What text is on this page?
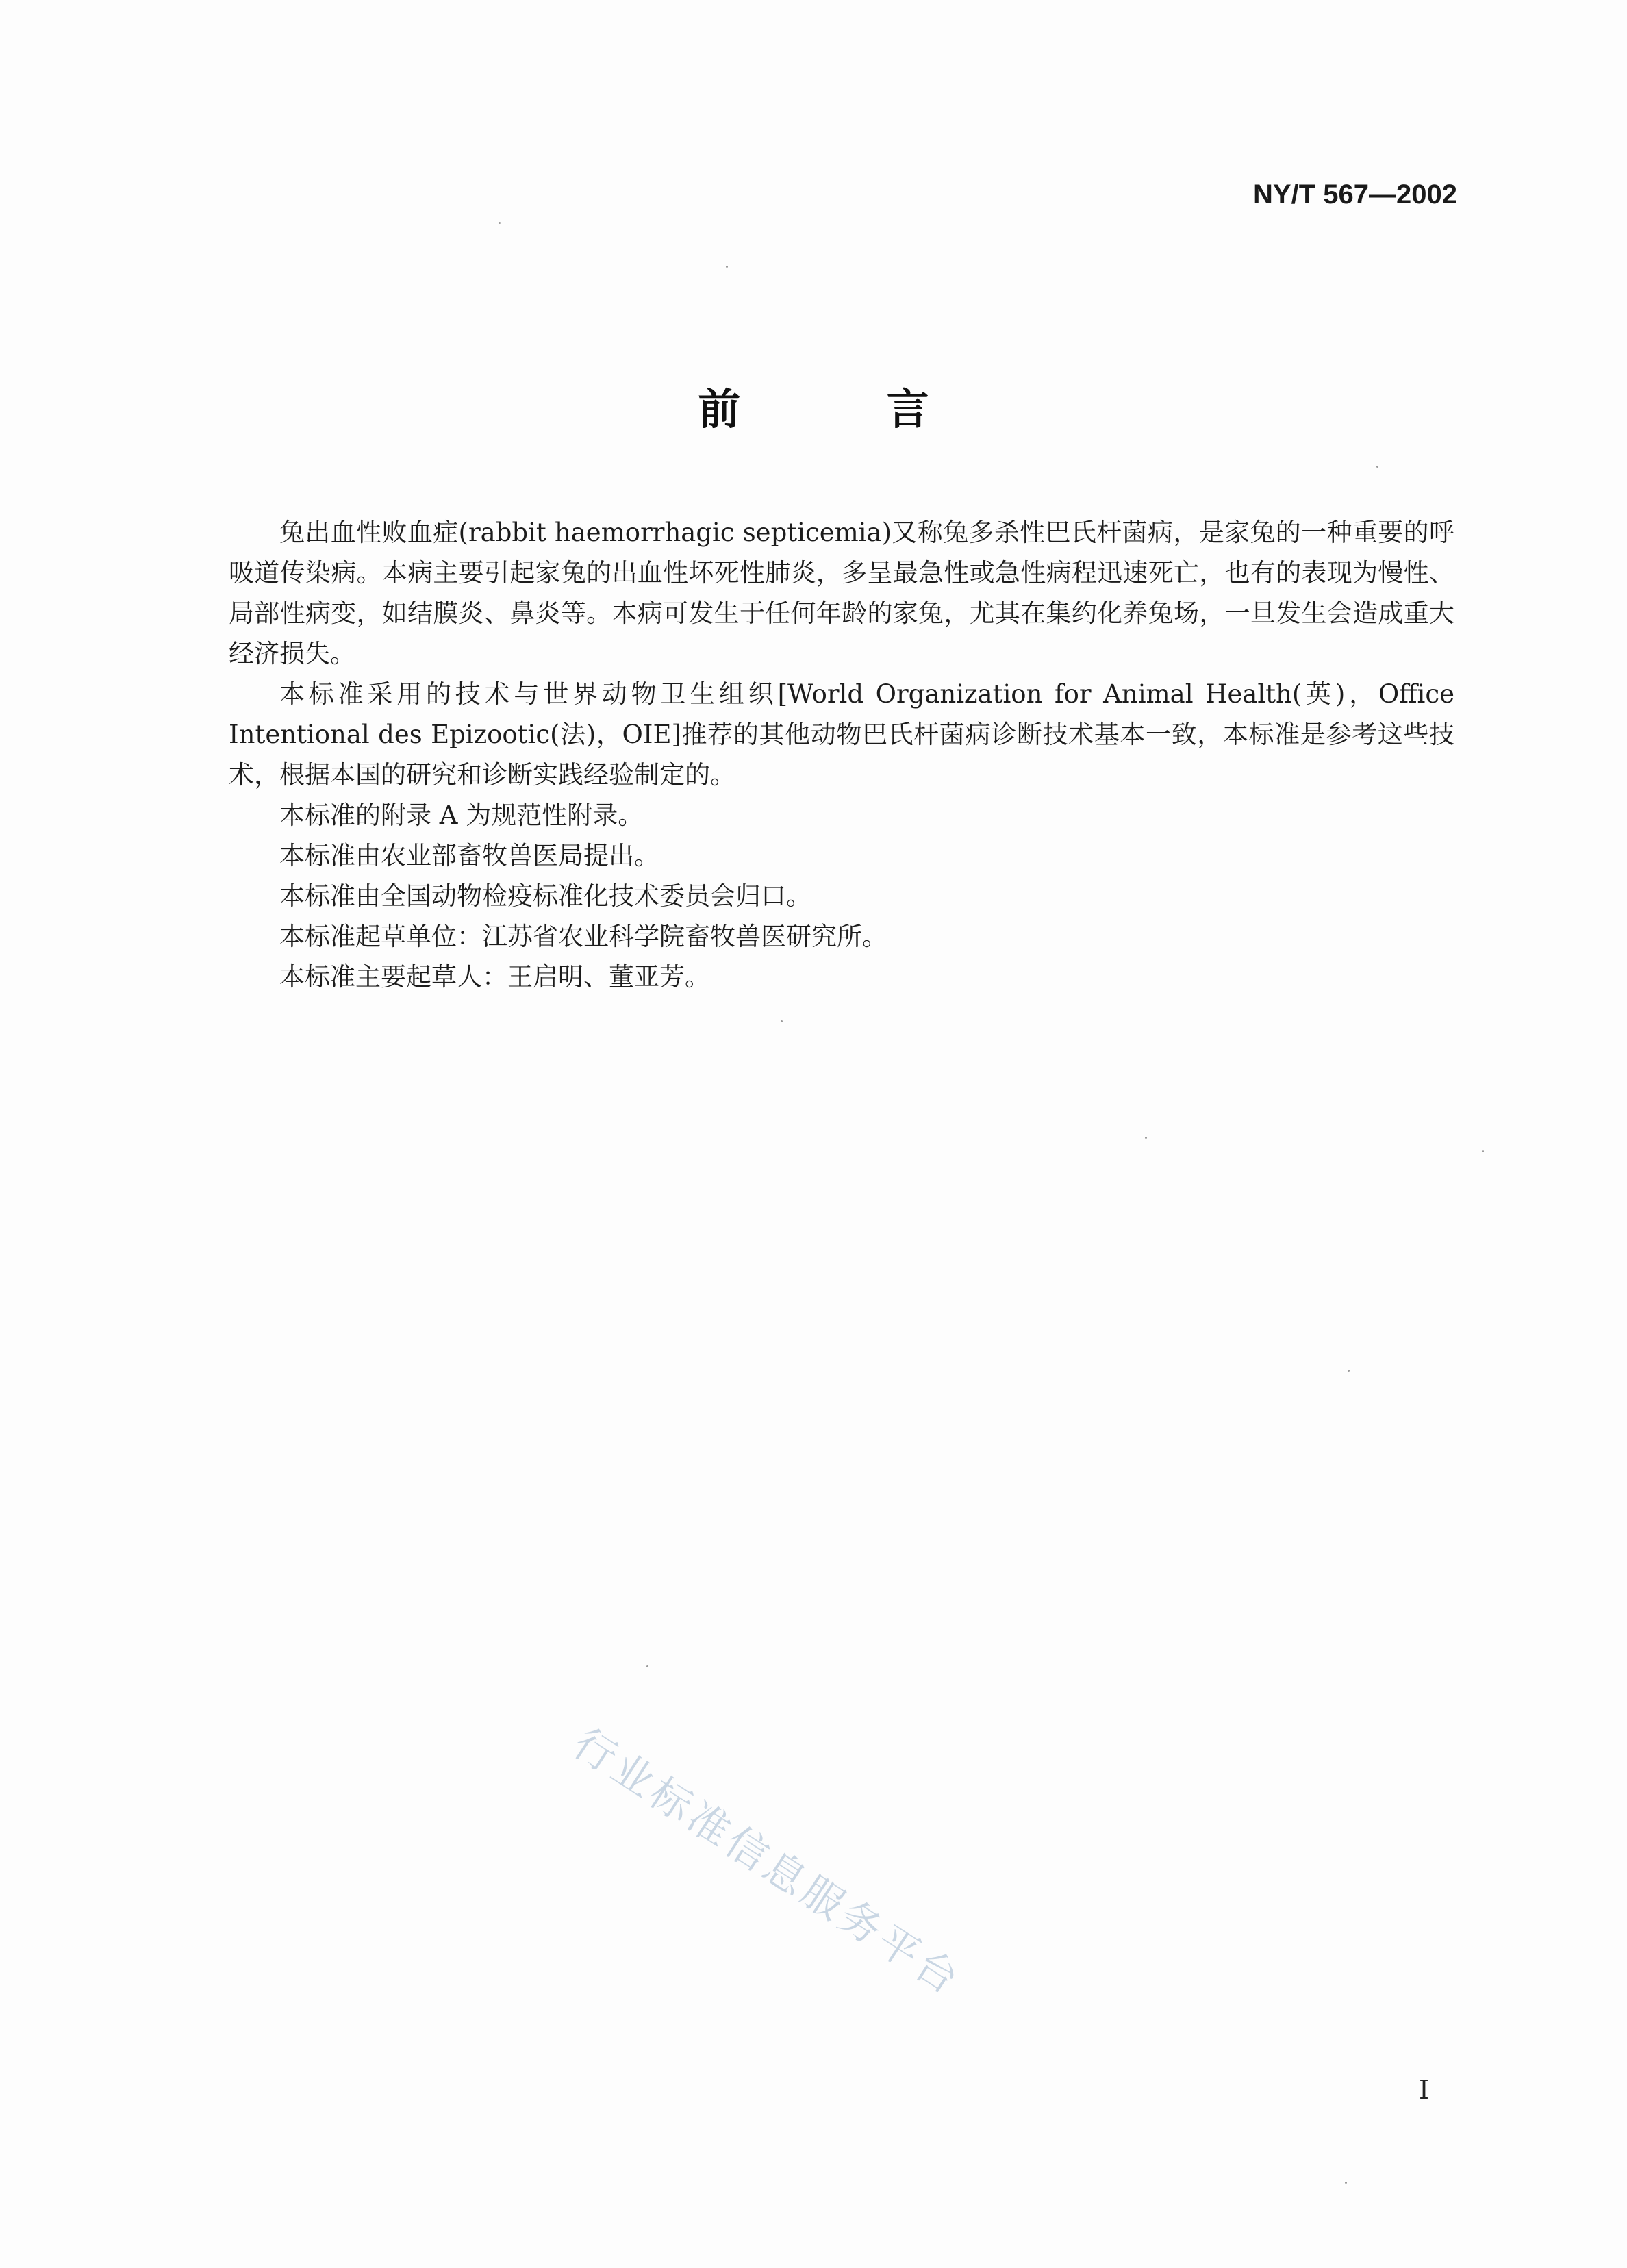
NY/T 567—2002
前 言

兔出血性败血症(rabbit haemorrhagic septicemia)又称兔多杀性巴氏杆菌病，是家兔的一种重要的呼吸道传染病。本病主要引起家兔的出血性坏死性肺炎，多呈最急性或急性病程迅速死亡，也有的表现为慢性、局部性病变，如结膜炎、鼻炎等。本病可发生于任何年龄的家兔，尤其在集约化养兔场，一旦发生会造成重大经济损失。

本标准采用的技术与世界动物卫生组织[World Organization for Animal Health(英)，Office Intentional des Epizootic(法)，OIE]推荐的其他动物巴氏杆菌病诊断技术基本一致，本标准是参考这些技术，根据本国的研究和诊断实践经验制定的。

本标准的附录 A 为规范性附录。

本标准由农业部畜牧兽医局提出。

本标准由全国动物检疫标准化技术委员会归口。

本标准起草单位：江苏省农业科学院畜牧兽医研究所。

本标准主要起草人：王启明、董亚芳。

行业标准信息服务平台
I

------------------------------------------------------------------------

| WORK INSTRUCTIONS |
Each record should be quoted exactly, with the images omitted.

| PROBLEM SOLUTION |
What text is on this page?
NY/T 567—2002
前 言

兔出血性败血症(rabbit haemorrhagic septicemia)又称兔多杀性巴氏杆菌病，是家兔的一种重要的呼吸道传染病。本病主要引起家兔的出血性坏死性肺炎，多呈最急性或急性病程迅速死亡，也有的表现为慢性、局部性病变，如结膜炎、鼻炎等。本病可发生于任何年龄的家兔，尤其在集约化养兔场，一旦发生会造成重大经济损失。

本标准采用的技术与世界动物卫生组织[World Organization for Animal Health(英)，Office Intentional des Epizootic(法)，OIE]推荐的其他动物巴氏杆菌病诊断技术基本一致，本标准是参考这些技术，根据本国的研究和诊断实践经验制定的。

本标准的附录 A 为规范性附录。

本标准由农业部畜牧兽医局提出。

本标准由全国动物检疫标准化技术委员会归口。

本标准起草单位：江苏省农业科学院畜牧兽医研究所。

本标准主要起草人：王启明、董亚芳。

行业标准信息服务平台
I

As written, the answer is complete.